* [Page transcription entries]
• • • • •

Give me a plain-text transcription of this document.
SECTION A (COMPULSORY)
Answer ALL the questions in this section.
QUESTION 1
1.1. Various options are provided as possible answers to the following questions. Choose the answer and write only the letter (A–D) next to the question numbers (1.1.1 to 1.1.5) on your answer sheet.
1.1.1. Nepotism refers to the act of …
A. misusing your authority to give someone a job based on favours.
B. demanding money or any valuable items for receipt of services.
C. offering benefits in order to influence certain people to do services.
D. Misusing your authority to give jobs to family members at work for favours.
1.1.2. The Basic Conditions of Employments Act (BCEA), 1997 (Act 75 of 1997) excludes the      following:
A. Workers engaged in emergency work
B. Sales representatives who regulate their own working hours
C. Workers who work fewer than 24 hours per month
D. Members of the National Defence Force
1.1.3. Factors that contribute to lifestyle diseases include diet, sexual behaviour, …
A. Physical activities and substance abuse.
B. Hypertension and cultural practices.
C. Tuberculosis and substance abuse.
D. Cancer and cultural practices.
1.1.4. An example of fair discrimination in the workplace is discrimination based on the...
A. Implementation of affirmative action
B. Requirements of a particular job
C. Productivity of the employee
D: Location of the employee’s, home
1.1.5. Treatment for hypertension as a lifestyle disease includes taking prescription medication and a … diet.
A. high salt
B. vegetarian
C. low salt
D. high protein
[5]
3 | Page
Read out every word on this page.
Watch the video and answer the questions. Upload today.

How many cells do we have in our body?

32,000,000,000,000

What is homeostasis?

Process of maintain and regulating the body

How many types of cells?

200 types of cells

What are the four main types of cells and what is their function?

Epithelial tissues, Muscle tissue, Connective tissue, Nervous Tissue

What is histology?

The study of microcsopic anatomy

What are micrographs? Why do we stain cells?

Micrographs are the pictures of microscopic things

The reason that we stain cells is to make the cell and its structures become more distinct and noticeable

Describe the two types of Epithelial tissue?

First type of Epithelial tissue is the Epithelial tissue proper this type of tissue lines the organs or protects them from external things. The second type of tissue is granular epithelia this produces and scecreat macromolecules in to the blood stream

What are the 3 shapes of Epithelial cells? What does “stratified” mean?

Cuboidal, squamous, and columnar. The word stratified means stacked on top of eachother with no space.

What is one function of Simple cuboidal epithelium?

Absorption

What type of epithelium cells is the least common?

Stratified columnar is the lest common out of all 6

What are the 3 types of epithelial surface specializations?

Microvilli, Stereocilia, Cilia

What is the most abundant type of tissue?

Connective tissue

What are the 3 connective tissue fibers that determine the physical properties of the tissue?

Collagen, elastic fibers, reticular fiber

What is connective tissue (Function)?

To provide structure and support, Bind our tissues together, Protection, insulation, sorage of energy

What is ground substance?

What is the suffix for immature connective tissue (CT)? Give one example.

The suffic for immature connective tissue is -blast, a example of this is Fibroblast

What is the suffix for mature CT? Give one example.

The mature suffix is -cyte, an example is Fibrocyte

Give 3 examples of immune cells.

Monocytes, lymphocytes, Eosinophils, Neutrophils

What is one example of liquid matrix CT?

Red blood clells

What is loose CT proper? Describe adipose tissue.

• • • • •

* [Your objective]
Extract all of the data exactly as written.

* [Final answer]
Give me a plain-text transcription of this document.
SECTION A (COMPULSORY)
Answer ALL the questions in this section.
QUESTION 1
1.1. Various options are provided as possible answers to the following questions. Choose the answer and write only the letter (A–D) next to the question numbers (1.1.1 to 1.1.5) on your answer sheet.
1.1.1. Nepotism refers to the act of …
A. misusing your authority to give someone a job based on favours.
B. demanding money or any valuable items for receipt of services.
C. offering benefits in order to influence certain people to do services.
D. Misusing your authority to give jobs to family members at work for favours.
1.1.2. The Basic Conditions of Employments Act (BCEA), 1997 (Act 75 of 1997) excludes the      following:
A. Workers engaged in emergency work
B. Sales representatives who regulate their own working hours
C. Workers who work fewer than 24 hours per month
D. Members of the National Defence Force
1.1.3. Factors that contribute to lifestyle diseases include diet, sexual behaviour, …
A. Physical activities and substance abuse.
B. Hypertension and cultural practices.
C. Tuberculosis and substance abuse.
D. Cancer and cultural practices.
1.1.4. An example of fair discrimination in the workplace is discrimination based on the...
A. Implementation of affirmative action
B. Requirements of a particular job
C. Productivity of the employee
D: Location of the employee’s, home
1.1.5. Treatment for hypertension as a lifestyle disease includes taking prescription medication and a … diet.
A. high salt
B. vegetarian
C. low salt
D. high protein
[5]
3 | Page
Read out every word on this page.
Watch the video and answer the questions. Upload today.

How many cells do we have in our body?

32,000,000,000,000

What is homeostasis?

Process of maintain and regulating the body

How many types of cells?

200 types of cells

What are the four main types of cells and what is their function?

Epithelial tissues, Muscle tissue, Connective tissue, Nervous Tissue

What is histology?

The study of microcsopic anatomy

What are micrographs? Why do we stain cells?

Micrographs are the pictures of microscopic things

The reason that we stain cells is to make the cell and its structures become more distinct and noticeable

Describe the two types of Epithelial tissue?

First type of Epithelial tissue is the Epithelial tissue proper this type of tissue lines the organs or protects them from external things. The second type of tissue is granular epithelia this produces and scecreat macromolecules in to the blood stream

What are the 3 shapes of Epithelial cells? What does “stratified” mean?

Cuboidal, squamous, and columnar. The word stratified means stacked on top of eachother with no space.

What is one function of Simple cuboidal epithelium?

Absorption

What type of epithelium cells is the least common?

Stratified columnar is the lest common out of all 6

What are the 3 types of epithelial surface specializations?

Microvilli, Stereocilia, Cilia

What is the most abundant type of tissue?

Connective tissue

What are the 3 connective tissue fibers that determine the physical properties of the tissue?

Collagen, elastic fibers, reticular fiber

What is connective tissue (Function)?

To provide structure and support, Bind our tissues together, Protection, insulation, sorage of energy

What is ground substance?

What is the suffix for immature connective tissue (CT)? Give one example.

The suffic for immature connective tissue is -blast, a example of this is Fibroblast

What is the suffix for mature CT? Give one example.

The mature suffix is -cyte, an example is Fibrocyte

Give 3 examples of immune cells.

Monocytes, lymphocytes, Eosinophils, Neutrophils

What is one example of liquid matrix CT?

Red blood clells

What is loose CT proper? Describe adipose tissue.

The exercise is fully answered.